WHAT THIS TASK INVOLVES: Leaving out the pictures, transcribe all of the records faithfully.
⟨
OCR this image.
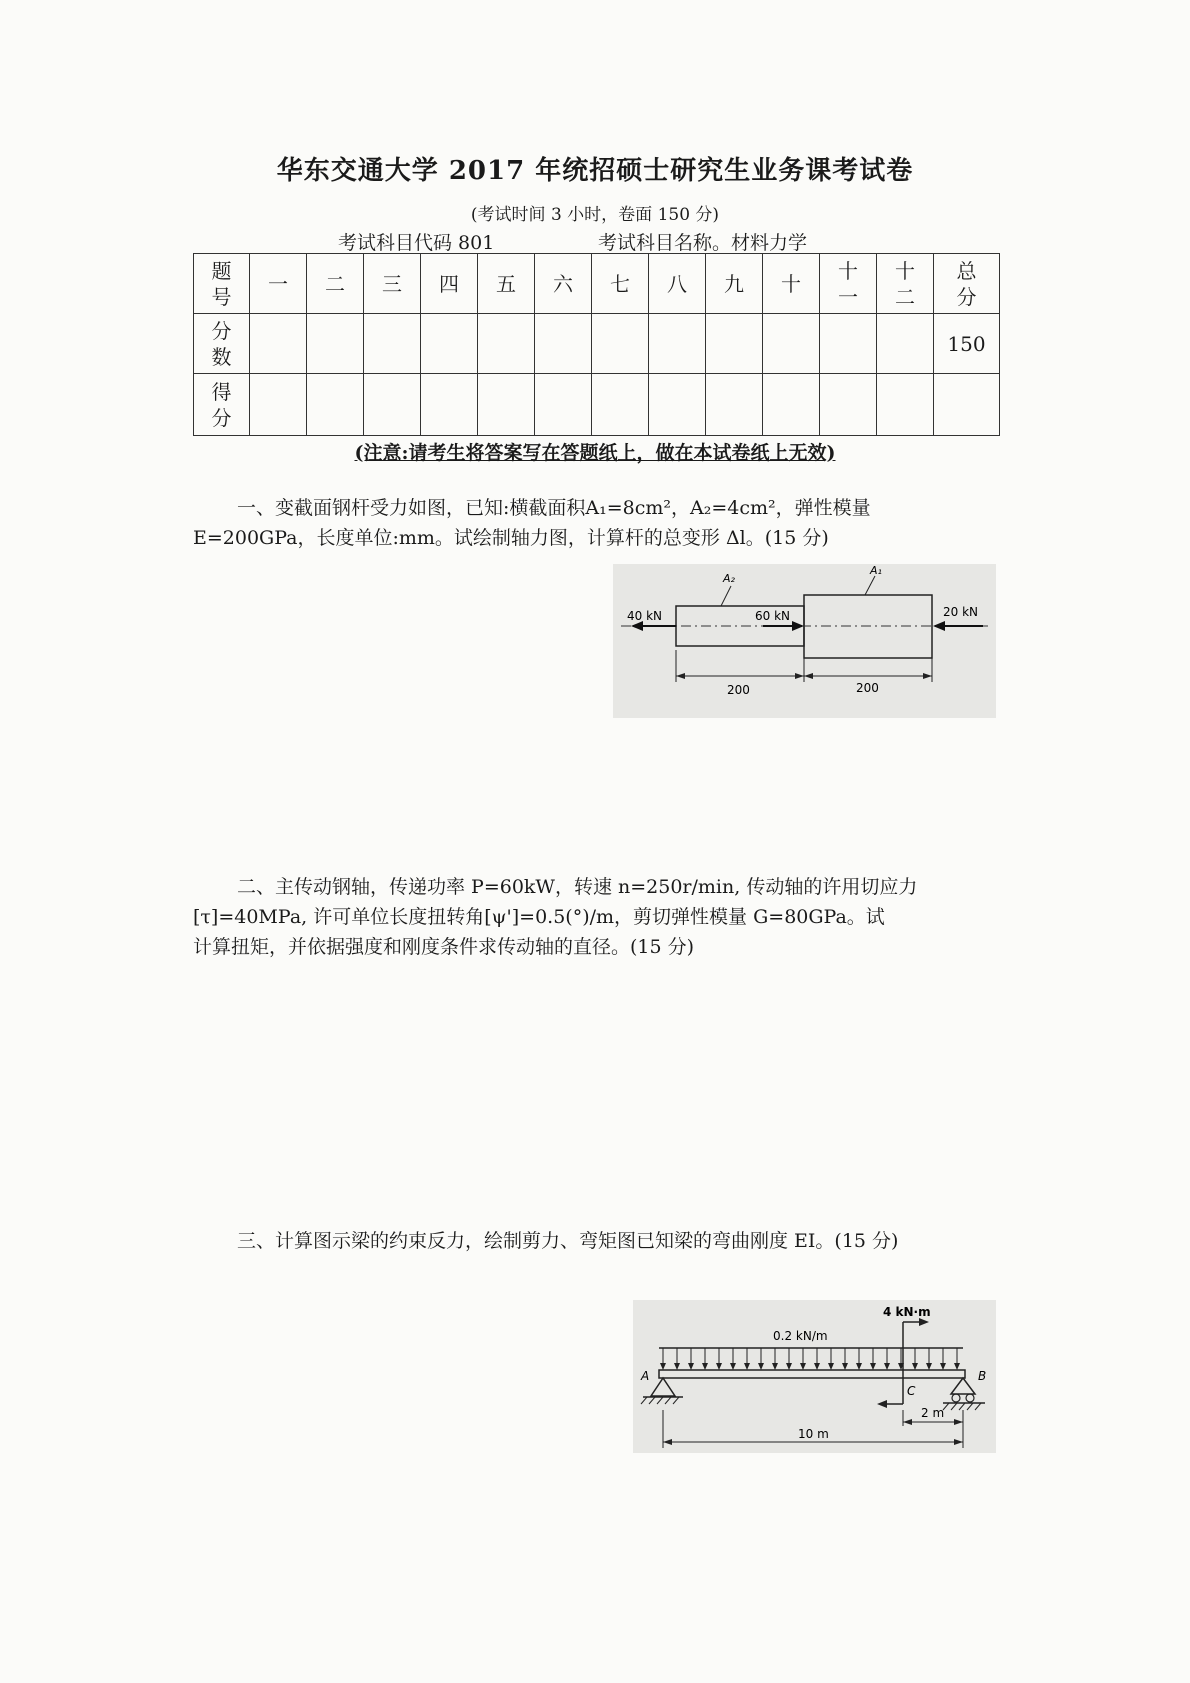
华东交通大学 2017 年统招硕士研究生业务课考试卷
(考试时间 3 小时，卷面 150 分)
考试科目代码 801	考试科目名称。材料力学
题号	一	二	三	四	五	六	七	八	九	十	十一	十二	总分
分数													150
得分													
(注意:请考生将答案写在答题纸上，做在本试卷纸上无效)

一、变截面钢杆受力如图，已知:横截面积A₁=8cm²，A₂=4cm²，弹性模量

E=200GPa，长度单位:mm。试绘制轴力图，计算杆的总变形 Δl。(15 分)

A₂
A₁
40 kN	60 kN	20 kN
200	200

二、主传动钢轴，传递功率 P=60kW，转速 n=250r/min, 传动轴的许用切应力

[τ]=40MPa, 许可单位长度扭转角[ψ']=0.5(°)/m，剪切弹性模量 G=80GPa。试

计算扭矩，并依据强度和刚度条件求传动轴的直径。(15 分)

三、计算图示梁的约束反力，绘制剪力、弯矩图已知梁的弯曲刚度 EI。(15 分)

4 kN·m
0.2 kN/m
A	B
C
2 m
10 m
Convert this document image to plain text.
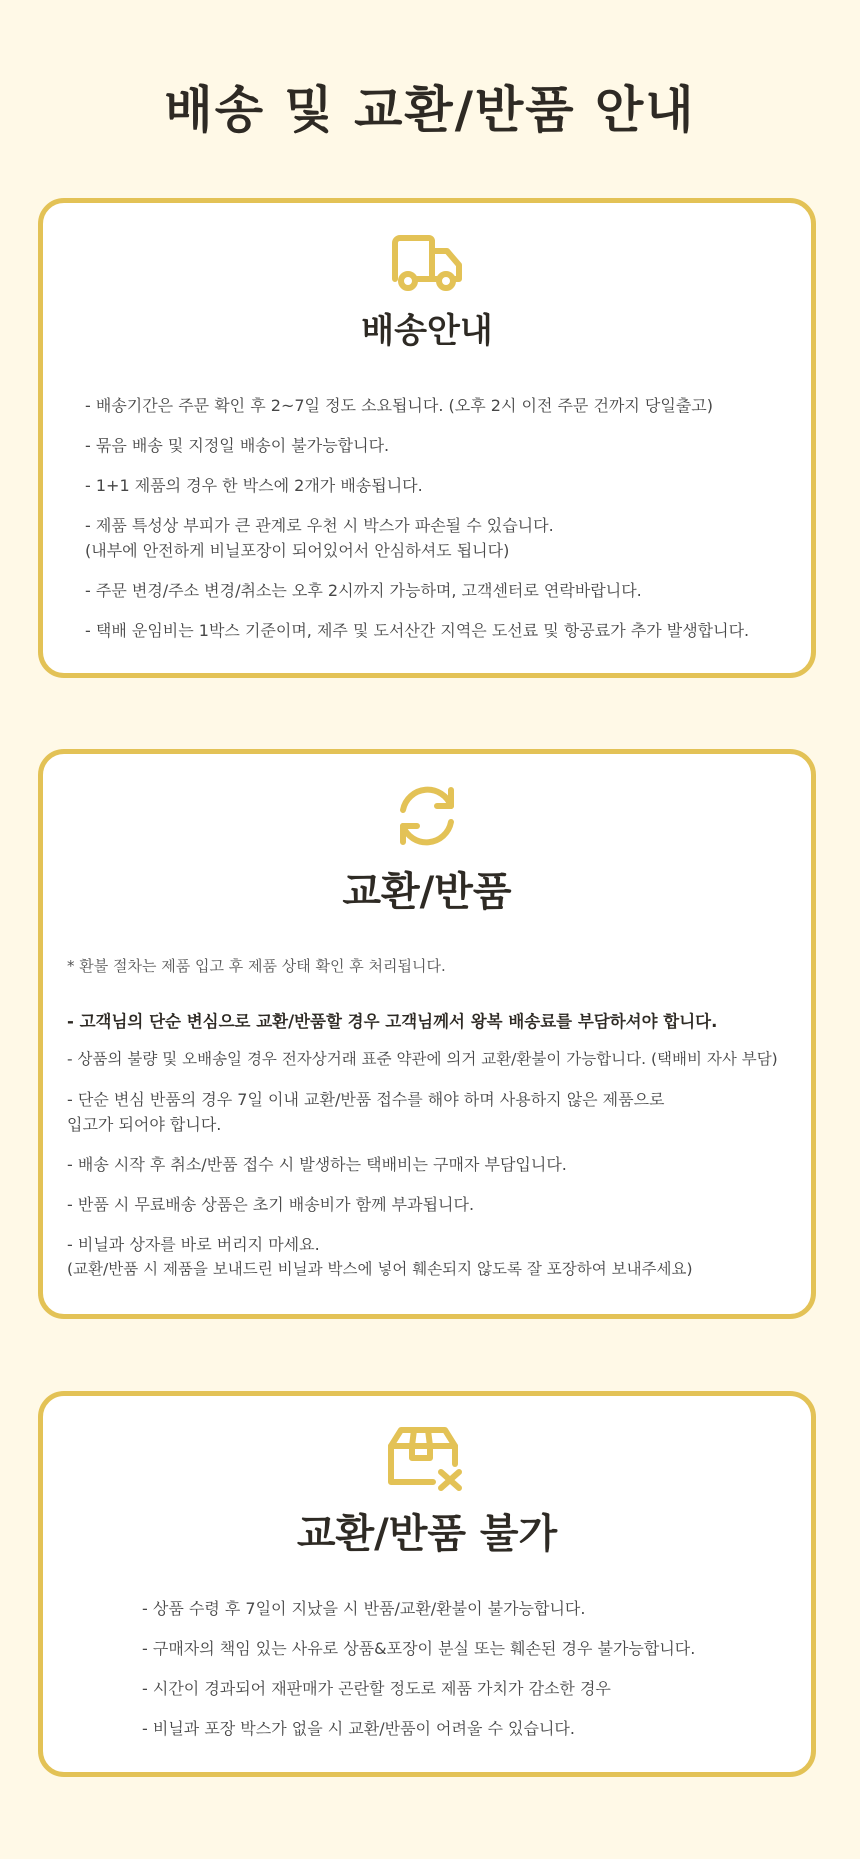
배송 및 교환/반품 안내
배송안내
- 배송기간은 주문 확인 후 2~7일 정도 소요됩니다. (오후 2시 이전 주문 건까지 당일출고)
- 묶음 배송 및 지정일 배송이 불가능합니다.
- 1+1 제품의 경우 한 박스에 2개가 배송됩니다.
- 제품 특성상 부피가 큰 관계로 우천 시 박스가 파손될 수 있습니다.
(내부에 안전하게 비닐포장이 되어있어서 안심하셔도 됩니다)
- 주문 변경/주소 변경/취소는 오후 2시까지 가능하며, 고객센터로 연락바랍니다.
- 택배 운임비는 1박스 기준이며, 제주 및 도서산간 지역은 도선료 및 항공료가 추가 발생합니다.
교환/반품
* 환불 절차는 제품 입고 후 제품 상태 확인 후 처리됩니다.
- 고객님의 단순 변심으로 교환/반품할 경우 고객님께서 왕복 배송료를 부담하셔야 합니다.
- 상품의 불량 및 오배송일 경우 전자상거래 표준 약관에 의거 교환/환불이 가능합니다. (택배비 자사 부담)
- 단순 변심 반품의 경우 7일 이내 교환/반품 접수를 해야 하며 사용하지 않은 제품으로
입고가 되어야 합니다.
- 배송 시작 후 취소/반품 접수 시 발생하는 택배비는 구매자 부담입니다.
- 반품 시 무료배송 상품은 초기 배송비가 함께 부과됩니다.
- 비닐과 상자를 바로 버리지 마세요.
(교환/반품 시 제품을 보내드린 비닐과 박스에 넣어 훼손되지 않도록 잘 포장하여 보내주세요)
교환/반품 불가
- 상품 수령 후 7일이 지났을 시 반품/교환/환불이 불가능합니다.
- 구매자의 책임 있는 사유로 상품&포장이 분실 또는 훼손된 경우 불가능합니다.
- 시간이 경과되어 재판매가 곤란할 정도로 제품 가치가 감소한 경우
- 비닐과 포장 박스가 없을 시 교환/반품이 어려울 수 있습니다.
⟩
FULL ANSWER:
OCR this image.
华东交通大学 2017 年统招硕士研究生业务课考试卷
(考试时间 3 小时，卷面 150 分)
考试科目代码 801	考试科目名称。材料力学
题号	一	二	三	四	五	六	七	八	九	十	十一	十二	总分
分数													150
得分													
(注意:请考生将答案写在答题纸上，做在本试卷纸上无效)

一、变截面钢杆受力如图，已知:横截面积A₁=8cm²，A₂=4cm²，弹性模量

E=200GPa，长度单位:mm。试绘制轴力图，计算杆的总变形 Δl。(15 分)

A₂
A₁
40 kN	60 kN	20 kN
200	200

二、主传动钢轴，传递功率 P=60kW，转速 n=250r/min, 传动轴的许用切应力

[τ]=40MPa, 许可单位长度扭转角[ψ']=0.5(°)/m，剪切弹性模量 G=80GPa。试

计算扭矩，并依据强度和刚度条件求传动轴的直径。(15 分)

三、计算图示梁的约束反力，绘制剪力、弯矩图已知梁的弯曲刚度 EI。(15 分)

4 kN·m
0.2 kN/m
A	B
C
2 m
10 m
Convert this document image to plain text.
배송 및 교환/반품 안내
배송안내
- 배송기간은 주문 확인 후 2~7일 정도 소요됩니다. (오후 2시 이전 주문 건까지 당일출고)
- 묶음 배송 및 지정일 배송이 불가능합니다.
- 1+1 제품의 경우 한 박스에 2개가 배송됩니다.
- 제품 특성상 부피가 큰 관계로 우천 시 박스가 파손될 수 있습니다.
(내부에 안전하게 비닐포장이 되어있어서 안심하셔도 됩니다)
- 주문 변경/주소 변경/취소는 오후 2시까지 가능하며, 고객센터로 연락바랍니다.
- 택배 운임비는 1박스 기준이며, 제주 및 도서산간 지역은 도선료 및 항공료가 추가 발생합니다.
교환/반품
* 환불 절차는 제품 입고 후 제품 상태 확인 후 처리됩니다.
- 고객님의 단순 변심으로 교환/반품할 경우 고객님께서 왕복 배송료를 부담하셔야 합니다.
- 상품의 불량 및 오배송일 경우 전자상거래 표준 약관에 의거 교환/환불이 가능합니다. (택배비 자사 부담)
- 단순 변심 반품의 경우 7일 이내 교환/반품 접수를 해야 하며 사용하지 않은 제품으로
입고가 되어야 합니다.
- 배송 시작 후 취소/반품 접수 시 발생하는 택배비는 구매자 부담입니다.
- 반품 시 무료배송 상품은 초기 배송비가 함께 부과됩니다.
- 비닐과 상자를 바로 버리지 마세요.
(교환/반품 시 제품을 보내드린 비닐과 박스에 넣어 훼손되지 않도록 잘 포장하여 보내주세요)
교환/반품 불가
- 상품 수령 후 7일이 지났을 시 반품/교환/환불이 불가능합니다.
- 구매자의 책임 있는 사유로 상품&포장이 분실 또는 훼손된 경우 불가능합니다.
- 시간이 경과되어 재판매가 곤란할 정도로 제품 가치가 감소한 경우
- 비닐과 포장 박스가 없을 시 교환/반품이 어려울 수 있습니다.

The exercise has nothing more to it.